Given instruction:
Duplicate the records word for word, beginning with their first line and continuing through the line that contains "- wire: [190, 279, 323, 281]". Include both of those lines.
.....
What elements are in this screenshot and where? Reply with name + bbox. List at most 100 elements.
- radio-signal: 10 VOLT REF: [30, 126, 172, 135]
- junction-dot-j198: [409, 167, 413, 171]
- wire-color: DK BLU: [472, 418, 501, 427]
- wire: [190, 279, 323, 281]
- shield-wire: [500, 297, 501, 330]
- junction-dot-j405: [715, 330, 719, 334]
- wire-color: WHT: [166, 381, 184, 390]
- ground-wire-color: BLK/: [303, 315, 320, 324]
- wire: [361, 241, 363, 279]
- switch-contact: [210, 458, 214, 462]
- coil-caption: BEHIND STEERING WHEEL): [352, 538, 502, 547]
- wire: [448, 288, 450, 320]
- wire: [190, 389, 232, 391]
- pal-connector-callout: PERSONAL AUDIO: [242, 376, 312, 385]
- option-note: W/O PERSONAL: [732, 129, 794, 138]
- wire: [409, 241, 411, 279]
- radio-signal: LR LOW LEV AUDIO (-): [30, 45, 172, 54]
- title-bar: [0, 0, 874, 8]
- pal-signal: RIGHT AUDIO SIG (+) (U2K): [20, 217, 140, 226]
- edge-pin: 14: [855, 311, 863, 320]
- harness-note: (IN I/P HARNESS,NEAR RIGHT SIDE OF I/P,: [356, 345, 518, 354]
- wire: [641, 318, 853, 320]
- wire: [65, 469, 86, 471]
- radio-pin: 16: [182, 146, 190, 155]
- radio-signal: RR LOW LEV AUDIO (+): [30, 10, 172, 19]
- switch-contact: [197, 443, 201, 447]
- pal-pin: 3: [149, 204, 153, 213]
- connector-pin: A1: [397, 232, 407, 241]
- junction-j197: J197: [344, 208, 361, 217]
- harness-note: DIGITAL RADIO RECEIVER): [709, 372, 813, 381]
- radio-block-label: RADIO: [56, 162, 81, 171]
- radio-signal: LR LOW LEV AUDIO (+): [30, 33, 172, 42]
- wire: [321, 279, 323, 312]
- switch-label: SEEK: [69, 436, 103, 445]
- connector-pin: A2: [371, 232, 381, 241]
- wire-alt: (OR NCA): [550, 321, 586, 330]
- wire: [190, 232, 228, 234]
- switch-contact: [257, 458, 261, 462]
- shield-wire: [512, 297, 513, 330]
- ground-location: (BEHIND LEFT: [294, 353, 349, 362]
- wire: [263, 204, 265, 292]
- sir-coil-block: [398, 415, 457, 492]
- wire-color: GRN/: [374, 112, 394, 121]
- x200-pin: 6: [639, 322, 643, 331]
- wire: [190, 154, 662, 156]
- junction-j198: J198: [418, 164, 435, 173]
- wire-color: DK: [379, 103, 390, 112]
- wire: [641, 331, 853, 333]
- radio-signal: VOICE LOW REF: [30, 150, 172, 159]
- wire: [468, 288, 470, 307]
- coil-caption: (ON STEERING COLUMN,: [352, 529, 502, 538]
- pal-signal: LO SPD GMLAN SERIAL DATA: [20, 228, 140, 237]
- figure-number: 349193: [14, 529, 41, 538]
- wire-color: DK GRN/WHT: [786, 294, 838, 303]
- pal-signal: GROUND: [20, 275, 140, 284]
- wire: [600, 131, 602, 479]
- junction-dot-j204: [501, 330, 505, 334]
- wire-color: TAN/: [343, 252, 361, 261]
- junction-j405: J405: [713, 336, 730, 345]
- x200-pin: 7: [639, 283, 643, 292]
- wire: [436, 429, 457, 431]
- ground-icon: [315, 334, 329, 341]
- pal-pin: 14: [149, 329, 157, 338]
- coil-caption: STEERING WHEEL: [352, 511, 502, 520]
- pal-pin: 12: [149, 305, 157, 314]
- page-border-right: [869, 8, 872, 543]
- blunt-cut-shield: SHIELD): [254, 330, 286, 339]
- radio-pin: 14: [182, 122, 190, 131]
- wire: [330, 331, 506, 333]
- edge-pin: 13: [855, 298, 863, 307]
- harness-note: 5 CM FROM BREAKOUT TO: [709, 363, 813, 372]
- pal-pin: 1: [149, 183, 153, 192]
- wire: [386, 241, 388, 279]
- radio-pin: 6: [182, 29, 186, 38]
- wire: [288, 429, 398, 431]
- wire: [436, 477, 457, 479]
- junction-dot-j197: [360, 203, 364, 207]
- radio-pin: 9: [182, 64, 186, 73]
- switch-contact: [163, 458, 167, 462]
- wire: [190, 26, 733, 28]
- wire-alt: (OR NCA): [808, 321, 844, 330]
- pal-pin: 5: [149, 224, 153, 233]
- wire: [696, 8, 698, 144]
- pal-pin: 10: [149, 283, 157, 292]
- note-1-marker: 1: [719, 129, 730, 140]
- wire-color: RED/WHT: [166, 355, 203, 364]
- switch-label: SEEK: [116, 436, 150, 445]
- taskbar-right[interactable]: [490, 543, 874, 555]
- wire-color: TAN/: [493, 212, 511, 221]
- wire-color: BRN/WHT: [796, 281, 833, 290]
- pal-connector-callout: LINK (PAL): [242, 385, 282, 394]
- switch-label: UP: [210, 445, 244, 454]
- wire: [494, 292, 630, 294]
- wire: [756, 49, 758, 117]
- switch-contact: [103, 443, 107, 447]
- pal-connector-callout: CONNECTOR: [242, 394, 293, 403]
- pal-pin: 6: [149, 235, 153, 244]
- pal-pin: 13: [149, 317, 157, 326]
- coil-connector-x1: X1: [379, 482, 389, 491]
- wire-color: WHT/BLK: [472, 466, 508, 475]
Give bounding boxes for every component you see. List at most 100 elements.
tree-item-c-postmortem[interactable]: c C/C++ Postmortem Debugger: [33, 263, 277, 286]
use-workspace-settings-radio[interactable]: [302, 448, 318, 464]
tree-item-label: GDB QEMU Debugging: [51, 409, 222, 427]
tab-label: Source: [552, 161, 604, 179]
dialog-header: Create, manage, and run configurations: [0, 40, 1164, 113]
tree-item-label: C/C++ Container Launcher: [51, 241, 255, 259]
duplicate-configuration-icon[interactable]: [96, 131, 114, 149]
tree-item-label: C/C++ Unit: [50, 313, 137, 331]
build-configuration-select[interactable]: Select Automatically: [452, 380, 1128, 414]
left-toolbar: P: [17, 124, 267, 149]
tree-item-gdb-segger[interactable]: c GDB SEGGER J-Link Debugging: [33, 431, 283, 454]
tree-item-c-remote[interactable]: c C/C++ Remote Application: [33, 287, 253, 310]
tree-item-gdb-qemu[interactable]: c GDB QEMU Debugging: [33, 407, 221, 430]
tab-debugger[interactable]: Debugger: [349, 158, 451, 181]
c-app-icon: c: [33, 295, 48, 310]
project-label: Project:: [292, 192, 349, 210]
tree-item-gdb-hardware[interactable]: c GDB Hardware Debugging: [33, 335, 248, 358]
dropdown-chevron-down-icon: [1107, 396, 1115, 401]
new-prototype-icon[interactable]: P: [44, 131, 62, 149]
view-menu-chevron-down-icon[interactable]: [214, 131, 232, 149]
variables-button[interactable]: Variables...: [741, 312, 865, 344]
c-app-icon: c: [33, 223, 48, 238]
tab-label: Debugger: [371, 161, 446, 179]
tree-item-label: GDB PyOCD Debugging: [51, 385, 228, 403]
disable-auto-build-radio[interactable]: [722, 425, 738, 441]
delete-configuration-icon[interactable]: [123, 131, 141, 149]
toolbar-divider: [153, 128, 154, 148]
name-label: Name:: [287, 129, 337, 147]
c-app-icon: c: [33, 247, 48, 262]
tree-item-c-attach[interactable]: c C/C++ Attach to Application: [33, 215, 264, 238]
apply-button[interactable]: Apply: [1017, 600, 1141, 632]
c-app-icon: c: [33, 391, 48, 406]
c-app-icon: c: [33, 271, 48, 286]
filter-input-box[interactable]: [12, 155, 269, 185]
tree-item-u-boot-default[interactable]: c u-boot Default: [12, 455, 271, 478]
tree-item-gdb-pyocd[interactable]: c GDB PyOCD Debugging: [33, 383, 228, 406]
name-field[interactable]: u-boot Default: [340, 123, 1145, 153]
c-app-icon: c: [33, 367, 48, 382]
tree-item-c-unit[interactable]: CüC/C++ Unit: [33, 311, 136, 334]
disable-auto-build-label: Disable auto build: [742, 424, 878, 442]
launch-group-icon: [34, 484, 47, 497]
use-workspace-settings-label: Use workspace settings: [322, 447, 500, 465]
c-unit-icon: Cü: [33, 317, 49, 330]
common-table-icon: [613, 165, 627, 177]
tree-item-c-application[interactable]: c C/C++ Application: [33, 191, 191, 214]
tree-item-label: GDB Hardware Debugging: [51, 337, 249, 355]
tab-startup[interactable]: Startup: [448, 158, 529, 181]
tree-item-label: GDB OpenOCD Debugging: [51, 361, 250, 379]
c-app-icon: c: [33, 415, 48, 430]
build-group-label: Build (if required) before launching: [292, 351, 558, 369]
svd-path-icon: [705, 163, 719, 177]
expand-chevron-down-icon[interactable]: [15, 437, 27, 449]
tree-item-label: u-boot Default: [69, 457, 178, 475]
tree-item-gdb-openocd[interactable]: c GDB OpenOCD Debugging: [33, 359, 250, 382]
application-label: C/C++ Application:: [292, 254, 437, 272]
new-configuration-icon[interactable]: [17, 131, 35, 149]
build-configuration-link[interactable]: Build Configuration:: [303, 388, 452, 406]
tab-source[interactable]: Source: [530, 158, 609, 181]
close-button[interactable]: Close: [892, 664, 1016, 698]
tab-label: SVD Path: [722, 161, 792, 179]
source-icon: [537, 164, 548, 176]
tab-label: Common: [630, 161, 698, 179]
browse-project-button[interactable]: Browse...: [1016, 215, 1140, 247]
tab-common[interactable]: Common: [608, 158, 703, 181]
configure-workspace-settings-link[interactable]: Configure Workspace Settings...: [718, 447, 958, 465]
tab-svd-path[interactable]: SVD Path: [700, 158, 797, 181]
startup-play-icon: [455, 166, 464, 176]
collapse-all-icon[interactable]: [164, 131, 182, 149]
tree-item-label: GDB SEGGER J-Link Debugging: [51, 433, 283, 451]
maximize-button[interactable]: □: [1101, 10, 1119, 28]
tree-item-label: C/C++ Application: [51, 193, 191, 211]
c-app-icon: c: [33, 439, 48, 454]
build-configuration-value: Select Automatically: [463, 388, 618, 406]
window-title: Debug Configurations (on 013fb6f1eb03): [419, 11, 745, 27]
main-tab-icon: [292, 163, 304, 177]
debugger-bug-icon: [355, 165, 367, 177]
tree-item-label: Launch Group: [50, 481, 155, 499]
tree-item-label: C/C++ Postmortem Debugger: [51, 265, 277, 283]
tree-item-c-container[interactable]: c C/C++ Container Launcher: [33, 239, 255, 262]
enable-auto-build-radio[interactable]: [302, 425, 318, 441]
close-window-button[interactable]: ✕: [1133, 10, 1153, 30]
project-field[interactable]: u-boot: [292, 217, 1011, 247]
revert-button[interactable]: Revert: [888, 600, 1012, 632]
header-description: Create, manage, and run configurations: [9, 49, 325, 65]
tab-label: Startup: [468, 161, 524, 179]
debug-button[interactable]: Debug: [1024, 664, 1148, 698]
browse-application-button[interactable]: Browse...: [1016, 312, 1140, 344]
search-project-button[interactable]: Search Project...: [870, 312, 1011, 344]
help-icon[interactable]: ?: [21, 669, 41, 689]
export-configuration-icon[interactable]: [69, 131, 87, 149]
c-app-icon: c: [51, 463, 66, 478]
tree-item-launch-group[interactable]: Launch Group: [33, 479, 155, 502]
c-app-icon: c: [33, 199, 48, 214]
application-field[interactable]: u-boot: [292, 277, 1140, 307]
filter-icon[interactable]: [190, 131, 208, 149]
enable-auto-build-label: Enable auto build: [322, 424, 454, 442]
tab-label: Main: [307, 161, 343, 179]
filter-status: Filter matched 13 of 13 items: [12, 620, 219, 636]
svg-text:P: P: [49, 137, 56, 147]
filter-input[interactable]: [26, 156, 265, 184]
.....
Answer for the task:
What elements are in this screenshot and where? Reply with name + bbox. List at most 100 elements.
- radio-signal: 10 VOLT REF: [30, 126, 172, 135]
- junction-dot-j198: [409, 167, 413, 171]
- wire-color: DK BLU: [472, 418, 501, 427]
- wire: [190, 279, 323, 281]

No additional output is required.